* _What is being asked_: Print out each entry below exactly, please.

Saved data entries

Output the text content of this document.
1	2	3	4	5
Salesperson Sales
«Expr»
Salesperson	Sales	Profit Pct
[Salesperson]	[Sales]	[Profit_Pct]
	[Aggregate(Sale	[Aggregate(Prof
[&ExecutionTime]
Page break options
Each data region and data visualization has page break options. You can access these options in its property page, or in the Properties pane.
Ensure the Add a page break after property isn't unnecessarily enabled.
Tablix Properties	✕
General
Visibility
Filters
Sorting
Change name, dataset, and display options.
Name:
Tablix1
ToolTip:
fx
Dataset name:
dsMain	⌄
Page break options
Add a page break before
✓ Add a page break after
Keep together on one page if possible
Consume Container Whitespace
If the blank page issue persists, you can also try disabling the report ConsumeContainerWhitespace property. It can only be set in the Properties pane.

* _Answer in full_:
Output the text content of this document.
1	2	3	4	5
Salesperson Sales
«Expr»
Salesperson	Sales	Profit Pct
[Salesperson]	[Sales]	[Profit_Pct]
	[Aggregate(Sale	[Aggregate(Prof
[&ExecutionTime]
Page break options
Each data region and data visualization has page break options. You can access these options in its property page, or in the Properties pane.
Ensure the Add a page break after property isn't unnecessarily enabled.
Tablix Properties	✕
General
Visibility
Filters
Sorting
Change name, dataset, and display options.
Name:
Tablix1
ToolTip:
fx
Dataset name:
dsMain	⌄
Page break options
Add a page break before
✓ Add a page break after
Keep together on one page if possible
Consume Container Whitespace
If the blank page issue persists, you can also try disabling the report ConsumeContainerWhitespace property. It can only be set in the Properties pane.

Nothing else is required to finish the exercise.